## Start LISTING

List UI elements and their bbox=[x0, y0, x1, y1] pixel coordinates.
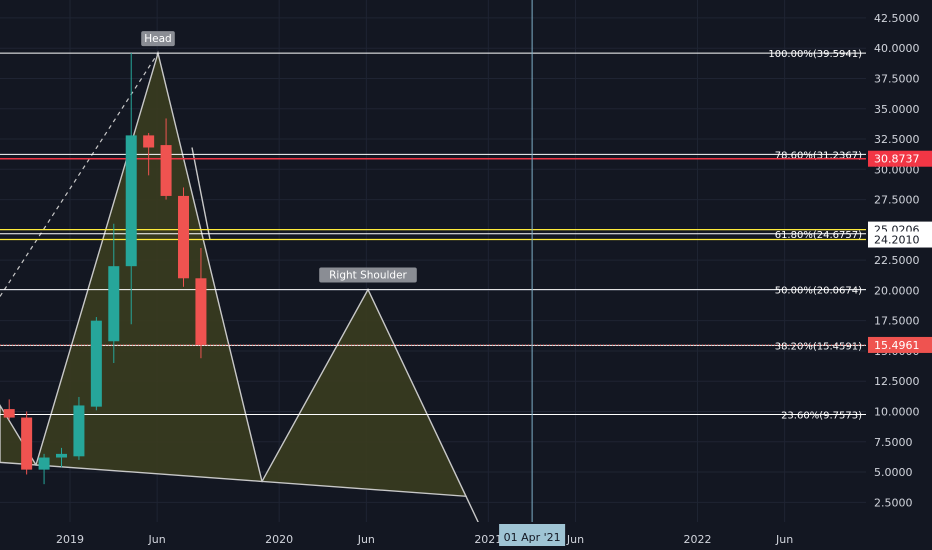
price-tick-label: 37.5000 bbox=[874, 72, 920, 85]
crosshair-time-label: 01 Apr '21 bbox=[499, 524, 566, 546]
time-tick-label: 2022 bbox=[683, 533, 711, 546]
candle-body bbox=[38, 457, 50, 470]
candle-body bbox=[21, 417, 33, 470]
price-tick-label: 32.5000 bbox=[874, 133, 920, 146]
candle-body bbox=[73, 405, 85, 457]
fib-level-label: 50.00%(20.0674) bbox=[775, 286, 862, 297]
fib-level-label: 23.60%(9.7573) bbox=[781, 410, 862, 421]
candle[interactable] bbox=[178, 187, 190, 287]
annotation-text: Right Shoulder bbox=[329, 270, 407, 282]
price-axis[interactable]: 42.500040.000037.500035.000032.500030.00… bbox=[866, 0, 932, 550]
price-tick-label: 22.5000 bbox=[874, 254, 920, 267]
price-tick-label: 40.0000 bbox=[874, 42, 920, 55]
price-tick-label: 42.5000 bbox=[874, 12, 920, 25]
head-and-shoulders-chart[interactable]: 100.00%(39.5941)78.60%(31.2367)61.80%(24… bbox=[0, 0, 932, 550]
time-axis[interactable]: 2019 Jun 2020 Jun 2021 Jun 2022 Jun bbox=[0, 522, 866, 550]
time-tick-label: Jun bbox=[775, 533, 793, 546]
time-tick-label: 2020 bbox=[265, 533, 293, 546]
time-tick-label: Jun bbox=[357, 533, 375, 546]
candle[interactable] bbox=[90, 317, 102, 411]
price-tick-label: 2.5000 bbox=[874, 496, 913, 509]
price-tick-label: 20.0000 bbox=[874, 284, 920, 297]
fib-level-label: 38.20%(15.4591) bbox=[775, 341, 862, 352]
candle-body bbox=[195, 278, 207, 345]
candle[interactable] bbox=[73, 396, 85, 460]
candle-body bbox=[3, 409, 15, 418]
candle-body bbox=[125, 135, 137, 267]
right-shoulder-annotation[interactable]: Right Shoulder bbox=[319, 267, 417, 283]
price-tag-label: 24.2010 bbox=[874, 234, 920, 247]
price-tick-label: 10.0000 bbox=[874, 406, 920, 419]
price-tag-label: 15.4961 bbox=[874, 339, 920, 352]
price-tick-label: 12.5000 bbox=[874, 375, 920, 388]
price-tick-label: 7.5000 bbox=[874, 436, 913, 449]
head-annotation[interactable]: Head bbox=[141, 31, 175, 47]
candle-body bbox=[178, 195, 190, 279]
price-tag: 15.4961 bbox=[868, 336, 932, 353]
candle-body bbox=[143, 135, 155, 148]
price-tag: 24.2010 bbox=[868, 231, 932, 248]
candle-body bbox=[160, 145, 172, 196]
annotation-text: Head bbox=[144, 33, 171, 45]
crosshair-time-text: 01 Apr '21 bbox=[504, 531, 561, 544]
candle-body bbox=[108, 266, 120, 342]
price-tick-label: 5.0000 bbox=[874, 466, 913, 479]
price-tick-label: 27.5000 bbox=[874, 194, 920, 207]
candle[interactable] bbox=[21, 411, 33, 475]
price-tag: 30.8737 bbox=[868, 150, 932, 167]
time-tick-label: 2021 bbox=[474, 533, 502, 546]
price-tag-label: 30.8737 bbox=[874, 153, 920, 166]
candle-body bbox=[56, 453, 67, 458]
price-tick-label: 35.0000 bbox=[874, 103, 920, 116]
time-tick-label: Jun bbox=[566, 533, 584, 546]
time-tick-label: Jun bbox=[148, 533, 166, 546]
price-tick-label: 17.5000 bbox=[874, 315, 920, 328]
time-tick-label: 2019 bbox=[56, 533, 84, 546]
time-axis-background bbox=[0, 522, 866, 550]
candle-body bbox=[90, 320, 102, 407]
fib-level-label: 100.00%(39.5941) bbox=[768, 49, 862, 60]
fib-level-label: 78.60%(31.2367) bbox=[775, 150, 862, 161]
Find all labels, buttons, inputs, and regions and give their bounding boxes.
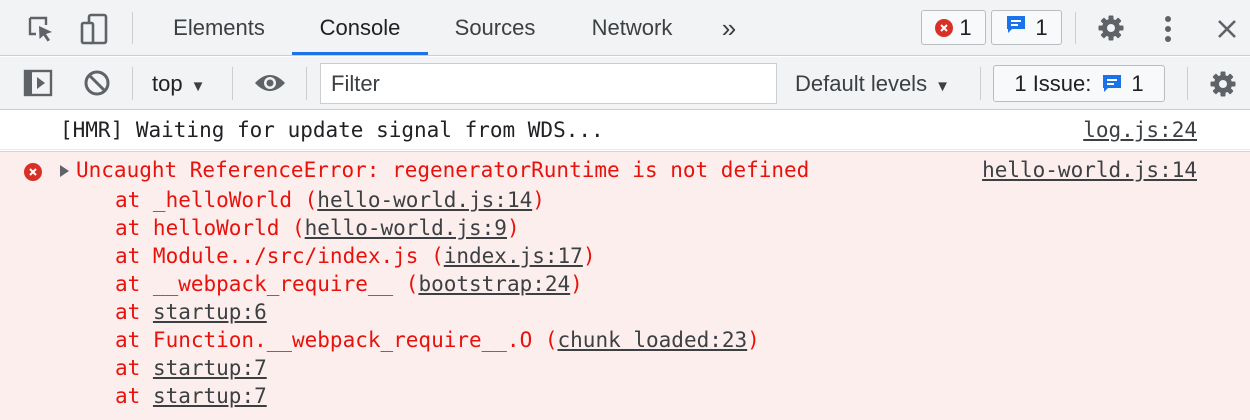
toolbar-divider bbox=[232, 67, 233, 100]
dropdown-caret-icon: ▼ bbox=[935, 78, 950, 95]
stack-frame-suffix: ) bbox=[506, 216, 520, 240]
stack-frame: at startup:7 bbox=[115, 382, 760, 410]
stack-frame-link[interactable]: hello-world.js:14 bbox=[317, 188, 532, 212]
console-log-message: [HMR] Waiting for update signal from WDS… bbox=[0, 111, 1250, 150]
stack-frame-suffix: ) bbox=[570, 272, 583, 296]
message-icon bbox=[1005, 15, 1027, 41]
issues-label: 1 Issue: bbox=[1014, 70, 1092, 96]
log-levels-dropdown[interactable]: Default levels ▼ bbox=[795, 57, 950, 110]
log-message-text: [HMR] Waiting for update signal from WDS… bbox=[60, 118, 604, 142]
stack-frame-link[interactable]: chunk loaded:23 bbox=[558, 328, 748, 352]
message-count-badge[interactable]: 1 bbox=[991, 10, 1062, 45]
device-toolbar-icon[interactable] bbox=[78, 12, 110, 46]
message-count: 1 bbox=[1035, 14, 1048, 40]
stack-frame-link[interactable]: hello-world.js:9 bbox=[305, 216, 507, 240]
console-settings-gear-icon[interactable] bbox=[1208, 69, 1238, 99]
log-levels-label: Default levels bbox=[795, 71, 928, 96]
error-count: 1 bbox=[959, 14, 972, 40]
stack-frame-suffix: ) bbox=[747, 328, 760, 352]
error-source-link[interactable]: hello-world.js:14 bbox=[982, 158, 1197, 182]
stack-frame-suffix: ) bbox=[532, 188, 545, 212]
context-selector[interactable]: top ▼ bbox=[152, 57, 205, 110]
error-icon bbox=[935, 18, 954, 37]
stack-trace: at _helloWorld (hello-world.js:14) at he… bbox=[115, 186, 760, 410]
stack-frame: at Function.__webpack_require__.O (chunk… bbox=[115, 326, 760, 354]
tab-network[interactable]: Network bbox=[574, 0, 690, 56]
dropdown-caret-icon: ▼ bbox=[190, 78, 206, 95]
console-error-message: Uncaught ReferenceError: regeneratorRunt… bbox=[0, 151, 1250, 420]
stack-frame-suffix: ) bbox=[582, 244, 596, 268]
devtools-tab-bar: Elements Console Sources Network » 1 1 bbox=[0, 0, 1250, 56]
stack-frame: at Module../src/index.js (index.js:17) bbox=[115, 242, 760, 270]
toolbar-divider bbox=[1187, 67, 1188, 100]
context-label: top bbox=[152, 71, 183, 96]
stack-frame-link[interactable]: startup:7 bbox=[153, 384, 267, 408]
close-icon[interactable] bbox=[1213, 15, 1241, 43]
error-icon bbox=[24, 163, 42, 181]
tab-sources[interactable]: Sources bbox=[440, 0, 550, 56]
issue-message-icon bbox=[1101, 74, 1123, 94]
settings-gear-icon[interactable] bbox=[1096, 13, 1126, 43]
stack-frame: at __webpack_require__ (bootstrap:24) bbox=[115, 270, 760, 298]
inspect-element-icon[interactable] bbox=[26, 14, 56, 44]
tab-console[interactable]: Console bbox=[292, 0, 428, 56]
stack-frame-text: at bbox=[115, 384, 153, 408]
issues-count: 1 bbox=[1131, 70, 1144, 96]
tab-elements[interactable]: Elements bbox=[158, 0, 280, 56]
expand-triangle-icon[interactable] bbox=[60, 165, 69, 177]
clear-console-icon[interactable] bbox=[82, 68, 112, 98]
stack-frame-link[interactable]: bootstrap:24 bbox=[418, 272, 570, 296]
stack-frame-link[interactable]: index.js:17 bbox=[444, 244, 583, 268]
live-expression-eye-icon[interactable] bbox=[252, 69, 288, 97]
error-message-text: Uncaught ReferenceError: regeneratorRunt… bbox=[76, 158, 810, 182]
stack-frame: at helloWorld (hello-world.js:9) bbox=[115, 214, 760, 242]
stack-frame-text: at _helloWorld ( bbox=[115, 188, 318, 212]
error-count-badge[interactable]: 1 bbox=[921, 10, 986, 45]
stack-frame: at _helloWorld (hello-world.js:14) bbox=[115, 186, 760, 214]
stack-frame-text: at Function.__webpack_require__.O ( bbox=[115, 328, 558, 352]
toolbar-divider bbox=[132, 12, 133, 44]
stack-frame-text: at Module../src/index.js ( bbox=[115, 244, 444, 268]
toolbar-divider bbox=[132, 67, 133, 100]
toolbar-divider bbox=[306, 67, 307, 100]
stack-frame-text: at bbox=[115, 356, 153, 380]
toolbar-divider bbox=[1075, 12, 1076, 44]
issues-button[interactable]: 1 Issue: 1 bbox=[993, 65, 1165, 102]
more-tabs-button[interactable]: » bbox=[712, 0, 746, 56]
stack-frame-text: at bbox=[115, 300, 153, 324]
stack-frame: at startup:7 bbox=[115, 354, 760, 382]
active-tab-indicator bbox=[292, 52, 428, 55]
stack-frame-text: at __webpack_require__ ( bbox=[115, 272, 419, 296]
console-toolbar: top ▼ Default levels ▼ 1 Issue: 1 bbox=[0, 57, 1250, 110]
toolbar-divider bbox=[980, 67, 981, 100]
stack-frame-link[interactable]: startup:6 bbox=[153, 300, 267, 324]
stack-frame-link[interactable]: startup:7 bbox=[153, 356, 267, 380]
stack-frame-text: at helloWorld ( bbox=[115, 216, 305, 240]
stack-frame: at startup:6 bbox=[115, 298, 760, 326]
log-source-link[interactable]: log.js:24 bbox=[1083, 118, 1197, 142]
sidebar-toggle-icon[interactable] bbox=[22, 68, 54, 98]
kebab-menu-icon[interactable] bbox=[1157, 14, 1179, 44]
filter-input[interactable] bbox=[320, 63, 777, 104]
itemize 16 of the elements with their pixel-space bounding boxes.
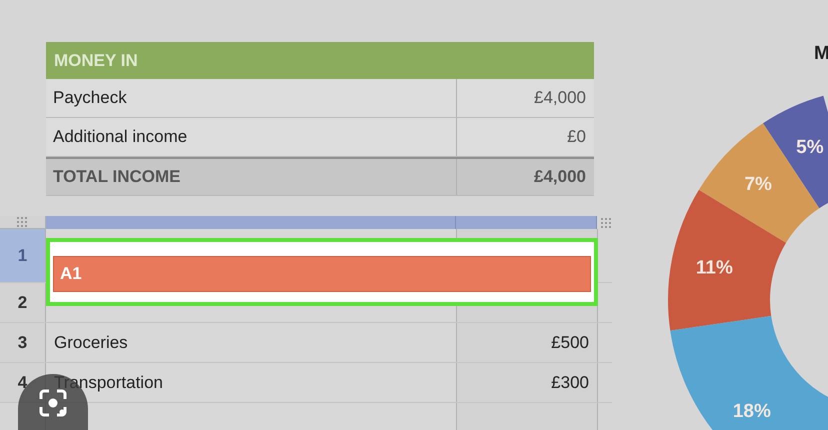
table-cell: £300	[457, 363, 598, 402]
table-cell-text: £0	[566, 126, 587, 148]
row-header[interactable]: 3	[0, 323, 46, 362]
grip-icon[interactable]	[16, 216, 28, 228]
table-cell: £500	[457, 323, 598, 362]
data-label: 11%	[696, 257, 733, 278]
data-label: 7%	[744, 174, 772, 195]
table-cell: Additional income	[46, 118, 457, 156]
table-cell: TOTAL INCOME	[46, 159, 457, 195]
table-cell: Paycheck	[46, 79, 457, 117]
table-cell-text: £4,000	[533, 87, 587, 110]
row-header[interactable]: 2	[0, 283, 46, 322]
table-title: MONEY IN	[54, 50, 138, 72]
data-label: 5%	[796, 137, 824, 158]
data-label: 18%	[732, 401, 771, 422]
table-cell-text: £4,000	[533, 166, 587, 188]
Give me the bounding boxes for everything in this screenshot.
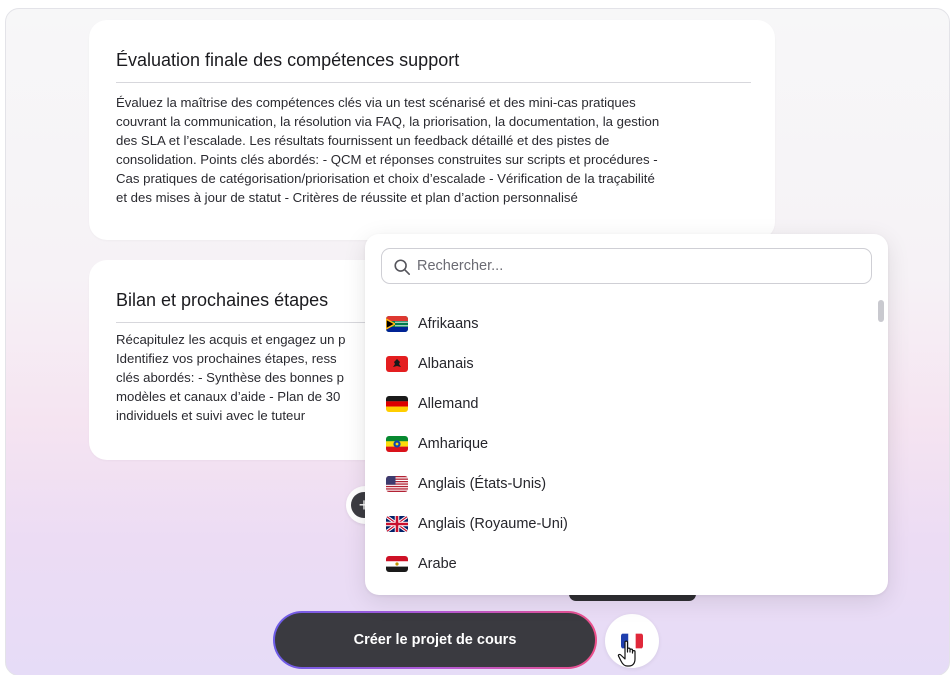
flag-za-icon: [386, 316, 408, 332]
language-label: Albanais: [418, 356, 474, 372]
flag-gb-icon: [386, 516, 408, 532]
description-line: couvrant la communication, la résolution…: [116, 114, 660, 129]
flag-us-icon: [386, 476, 408, 492]
flag-et-icon: [386, 436, 408, 452]
description-line: des SLA et l’escalade. Les résultats fou…: [116, 133, 610, 148]
language-option-arabe[interactable]: Arabe: [365, 544, 888, 584]
description-line: modèles et canaux d’aide - Plan de 30: [116, 389, 341, 404]
description-line: Identifiez vos prochaines étapes, ress: [116, 351, 337, 366]
description-line: consolidation. Points clés abordés: - QC…: [116, 152, 658, 167]
language-dropdown: Afrikaans Albanais Allemand: [365, 234, 888, 595]
description-line: et des mises à jour de statut - Critères…: [116, 190, 578, 205]
language-option-albanais[interactable]: Albanais: [365, 344, 888, 384]
description-line: Évaluez la maîtrise des compétences clés…: [116, 95, 636, 110]
description-line: clés abordés: - Synthèse des bonnes p: [116, 370, 344, 385]
flag-de-icon: [386, 396, 408, 412]
language-option-anglais-uk[interactable]: Anglais (Royaume-Uni): [365, 504, 888, 544]
search-icon: [394, 259, 411, 276]
flag-al-icon: [386, 356, 408, 372]
section-description: Évaluez la maîtrise des compétences clés…: [116, 93, 751, 207]
hand-pointer-icon: [617, 640, 636, 667]
section-title: Bilan et prochaines étapes: [116, 290, 329, 310]
section-title: Évaluation finale des compétences suppor…: [116, 50, 460, 70]
language-label: Allemand: [418, 396, 479, 412]
language-option-amharique[interactable]: Amharique: [365, 424, 888, 464]
section-description: Récapitulez les acquis et engagez un p I…: [116, 330, 376, 430]
language-label: Amharique: [418, 436, 489, 452]
create-course-button[interactable]: Créer le projet de cours: [273, 611, 597, 669]
language-option-allemand[interactable]: Allemand: [365, 384, 888, 424]
flag-eg-icon: [386, 556, 408, 572]
search-input[interactable]: [417, 249, 857, 283]
language-label: Arabe: [418, 556, 457, 572]
create-course-label: Créer le projet de cours: [353, 632, 517, 648]
language-label: Anglais (Royaume-Uni): [418, 516, 568, 532]
section-card-evaluation: Évaluation finale des compétences suppor…: [89, 20, 775, 240]
language-option-afrikaans[interactable]: Afrikaans: [365, 304, 888, 344]
language-label: Anglais (États-Unis): [418, 476, 547, 492]
language-search: [381, 248, 872, 284]
language-list: Afrikaans Albanais Allemand Amharique An…: [365, 304, 888, 584]
description-line: Cas pratiques de catégorisation/priorisa…: [116, 171, 655, 186]
description-line: individuels et suivi avec le tuteur: [116, 408, 306, 423]
description-line: Récapitulez les acquis et engagez un p: [116, 332, 346, 347]
language-option-anglais-us[interactable]: Anglais (États-Unis): [365, 464, 888, 504]
language-label: Afrikaans: [418, 316, 479, 332]
section-divider: [116, 82, 751, 83]
dropdown-scrollbar[interactable]: [878, 300, 884, 322]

## End LISTING

> CHALLENGE:
Copy the lines of the records from the one containing "price-tick-label: 37.5000 bbox=[874, 72, 920, 85]" through the one containing "price-tick-label: 40.0000 bbox=[874, 42, 920, 55]", including both of those lines, without any changes.

> COMPLETED EXERCISE:
price-tick-label: 37.5000 bbox=[874, 72, 920, 85]
crosshair-time-label: 01 Apr '21 bbox=[499, 524, 566, 546]
time-tick-label: 2022 bbox=[683, 533, 711, 546]
candle-body bbox=[38, 457, 50, 470]
candle-body bbox=[21, 417, 33, 470]
price-tick-label: 32.5000 bbox=[874, 133, 920, 146]
candle-body bbox=[73, 405, 85, 457]
fib-level-label: 50.00%(20.0674) bbox=[775, 286, 862, 297]
fib-level-label: 23.60%(9.7573) bbox=[781, 410, 862, 421]
candle[interactable] bbox=[178, 187, 190, 287]
annotation-text: Right Shoulder bbox=[329, 270, 407, 282]
price-axis[interactable]: 42.500040.000037.500035.000032.500030.00… bbox=[866, 0, 932, 550]
price-tick-label: 22.5000 bbox=[874, 254, 920, 267]
price-tick-label: 40.0000 bbox=[874, 42, 920, 55]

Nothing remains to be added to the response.